=== Given exercise ===
Count every line below in which "HENDRIKJE" occurs, then give only the count.

━━━ Input records

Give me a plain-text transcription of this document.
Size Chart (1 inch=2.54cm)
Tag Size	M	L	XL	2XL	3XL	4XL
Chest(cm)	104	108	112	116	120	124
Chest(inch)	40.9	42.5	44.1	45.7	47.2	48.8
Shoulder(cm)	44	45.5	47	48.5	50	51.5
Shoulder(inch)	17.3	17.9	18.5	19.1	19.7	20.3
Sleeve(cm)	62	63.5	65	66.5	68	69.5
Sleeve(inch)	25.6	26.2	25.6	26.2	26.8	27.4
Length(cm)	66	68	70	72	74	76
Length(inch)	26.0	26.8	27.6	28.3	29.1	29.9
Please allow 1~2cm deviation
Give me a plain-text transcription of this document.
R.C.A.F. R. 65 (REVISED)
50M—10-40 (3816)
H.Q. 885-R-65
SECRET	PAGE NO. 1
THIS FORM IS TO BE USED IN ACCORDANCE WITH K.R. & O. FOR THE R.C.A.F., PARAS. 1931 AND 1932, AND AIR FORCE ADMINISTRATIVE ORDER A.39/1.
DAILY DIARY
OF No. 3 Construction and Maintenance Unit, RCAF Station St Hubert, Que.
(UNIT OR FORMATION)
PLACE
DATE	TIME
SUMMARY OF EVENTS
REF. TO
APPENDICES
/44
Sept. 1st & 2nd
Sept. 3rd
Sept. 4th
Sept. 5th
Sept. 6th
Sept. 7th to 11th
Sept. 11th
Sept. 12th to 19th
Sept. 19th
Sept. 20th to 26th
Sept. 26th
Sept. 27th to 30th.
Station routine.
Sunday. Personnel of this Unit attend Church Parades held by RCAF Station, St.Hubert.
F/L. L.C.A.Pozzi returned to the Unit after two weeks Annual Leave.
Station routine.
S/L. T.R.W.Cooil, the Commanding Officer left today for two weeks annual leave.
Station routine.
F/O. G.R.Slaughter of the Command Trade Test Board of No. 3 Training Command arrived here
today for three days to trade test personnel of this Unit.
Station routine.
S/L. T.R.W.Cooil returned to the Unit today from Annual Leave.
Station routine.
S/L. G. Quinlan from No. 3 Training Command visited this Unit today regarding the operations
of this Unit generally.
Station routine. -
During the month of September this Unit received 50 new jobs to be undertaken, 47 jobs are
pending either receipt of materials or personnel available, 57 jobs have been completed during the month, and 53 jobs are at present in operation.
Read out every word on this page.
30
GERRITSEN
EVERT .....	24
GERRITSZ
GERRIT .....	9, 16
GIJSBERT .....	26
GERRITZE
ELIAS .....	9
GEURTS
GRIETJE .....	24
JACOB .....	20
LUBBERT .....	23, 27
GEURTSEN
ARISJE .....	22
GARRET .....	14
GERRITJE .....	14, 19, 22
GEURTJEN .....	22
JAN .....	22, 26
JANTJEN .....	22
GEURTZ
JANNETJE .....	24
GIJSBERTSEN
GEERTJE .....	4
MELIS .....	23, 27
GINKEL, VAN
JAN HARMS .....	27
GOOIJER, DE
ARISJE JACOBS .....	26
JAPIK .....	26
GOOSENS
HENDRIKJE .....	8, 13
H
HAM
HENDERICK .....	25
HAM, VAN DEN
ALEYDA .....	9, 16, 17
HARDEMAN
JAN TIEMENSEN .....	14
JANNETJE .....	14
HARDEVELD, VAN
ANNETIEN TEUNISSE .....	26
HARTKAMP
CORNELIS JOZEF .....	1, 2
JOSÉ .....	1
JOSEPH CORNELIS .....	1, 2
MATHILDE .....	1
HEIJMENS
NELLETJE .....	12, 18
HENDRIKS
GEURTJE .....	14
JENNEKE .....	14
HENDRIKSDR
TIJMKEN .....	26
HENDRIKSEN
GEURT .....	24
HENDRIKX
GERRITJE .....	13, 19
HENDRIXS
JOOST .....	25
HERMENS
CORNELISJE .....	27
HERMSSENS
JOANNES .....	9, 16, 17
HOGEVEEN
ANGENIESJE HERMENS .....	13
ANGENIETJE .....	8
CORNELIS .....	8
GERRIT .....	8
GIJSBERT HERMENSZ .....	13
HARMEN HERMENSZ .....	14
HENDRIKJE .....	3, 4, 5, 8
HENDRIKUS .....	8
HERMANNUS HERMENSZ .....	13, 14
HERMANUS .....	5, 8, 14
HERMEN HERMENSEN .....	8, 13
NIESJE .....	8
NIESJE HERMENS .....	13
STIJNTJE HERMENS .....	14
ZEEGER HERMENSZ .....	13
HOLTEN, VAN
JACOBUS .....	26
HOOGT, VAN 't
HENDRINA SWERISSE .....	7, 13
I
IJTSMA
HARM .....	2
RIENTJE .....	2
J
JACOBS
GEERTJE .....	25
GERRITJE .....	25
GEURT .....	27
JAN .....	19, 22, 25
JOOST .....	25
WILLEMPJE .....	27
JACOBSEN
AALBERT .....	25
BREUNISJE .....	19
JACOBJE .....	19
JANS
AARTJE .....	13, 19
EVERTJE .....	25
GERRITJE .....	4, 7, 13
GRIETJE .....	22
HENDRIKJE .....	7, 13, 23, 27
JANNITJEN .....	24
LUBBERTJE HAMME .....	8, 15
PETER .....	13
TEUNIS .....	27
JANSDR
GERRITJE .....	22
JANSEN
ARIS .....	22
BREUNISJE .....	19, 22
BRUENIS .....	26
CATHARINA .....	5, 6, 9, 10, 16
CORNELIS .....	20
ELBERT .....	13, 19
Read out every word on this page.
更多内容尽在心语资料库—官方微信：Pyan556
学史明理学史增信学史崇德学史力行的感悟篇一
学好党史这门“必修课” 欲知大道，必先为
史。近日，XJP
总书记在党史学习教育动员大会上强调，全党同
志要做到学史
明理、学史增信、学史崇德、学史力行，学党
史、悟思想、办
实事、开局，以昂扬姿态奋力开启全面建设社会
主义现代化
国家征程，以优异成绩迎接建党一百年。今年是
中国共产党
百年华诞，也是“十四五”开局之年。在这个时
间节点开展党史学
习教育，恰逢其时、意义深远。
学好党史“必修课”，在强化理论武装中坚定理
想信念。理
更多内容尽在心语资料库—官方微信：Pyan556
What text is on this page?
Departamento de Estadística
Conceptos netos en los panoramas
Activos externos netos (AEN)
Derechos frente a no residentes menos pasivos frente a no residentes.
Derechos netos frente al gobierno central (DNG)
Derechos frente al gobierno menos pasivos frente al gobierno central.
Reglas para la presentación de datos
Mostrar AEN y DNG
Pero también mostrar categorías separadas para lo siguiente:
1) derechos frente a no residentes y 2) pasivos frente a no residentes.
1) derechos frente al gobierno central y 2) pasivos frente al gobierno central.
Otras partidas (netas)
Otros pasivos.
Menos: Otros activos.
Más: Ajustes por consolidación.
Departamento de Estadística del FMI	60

━━━━━━

=== Complete answer ===
3